EXERCISE -> Check each line of the records below and collect those holding "nameAlert".
*-*-*
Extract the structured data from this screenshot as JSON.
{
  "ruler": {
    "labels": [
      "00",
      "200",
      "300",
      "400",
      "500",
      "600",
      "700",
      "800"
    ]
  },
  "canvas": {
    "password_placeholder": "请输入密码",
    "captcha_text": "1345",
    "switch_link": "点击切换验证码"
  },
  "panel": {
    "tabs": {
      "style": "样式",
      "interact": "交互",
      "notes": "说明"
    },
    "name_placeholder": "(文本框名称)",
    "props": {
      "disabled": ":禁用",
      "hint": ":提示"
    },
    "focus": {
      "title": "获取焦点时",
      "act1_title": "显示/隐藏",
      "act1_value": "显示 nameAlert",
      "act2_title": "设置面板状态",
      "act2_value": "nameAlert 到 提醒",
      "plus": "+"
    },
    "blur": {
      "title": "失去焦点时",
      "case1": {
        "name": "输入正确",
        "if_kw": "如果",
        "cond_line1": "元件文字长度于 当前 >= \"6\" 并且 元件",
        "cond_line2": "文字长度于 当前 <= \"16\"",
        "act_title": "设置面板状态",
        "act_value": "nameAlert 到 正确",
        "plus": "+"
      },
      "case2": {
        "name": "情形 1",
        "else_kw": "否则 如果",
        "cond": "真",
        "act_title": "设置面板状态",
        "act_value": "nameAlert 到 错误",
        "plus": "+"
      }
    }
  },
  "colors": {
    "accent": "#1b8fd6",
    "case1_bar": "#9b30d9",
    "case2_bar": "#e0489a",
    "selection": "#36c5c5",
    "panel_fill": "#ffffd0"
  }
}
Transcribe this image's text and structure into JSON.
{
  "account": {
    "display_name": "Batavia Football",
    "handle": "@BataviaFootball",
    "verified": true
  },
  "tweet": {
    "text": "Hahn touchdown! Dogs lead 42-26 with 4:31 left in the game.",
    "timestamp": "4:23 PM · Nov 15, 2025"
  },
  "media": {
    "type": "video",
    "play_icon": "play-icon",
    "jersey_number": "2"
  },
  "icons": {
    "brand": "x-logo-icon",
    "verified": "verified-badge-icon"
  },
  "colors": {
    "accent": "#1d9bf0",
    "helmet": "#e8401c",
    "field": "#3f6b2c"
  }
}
*-*-*
FINAL ANSWER ->
      "act1_value": "显示 nameAlert",
      "act2_value": "nameAlert 到 提醒",
        "act_value": "nameAlert 到 正确",
        "act_value": "nameAlert 到 错误",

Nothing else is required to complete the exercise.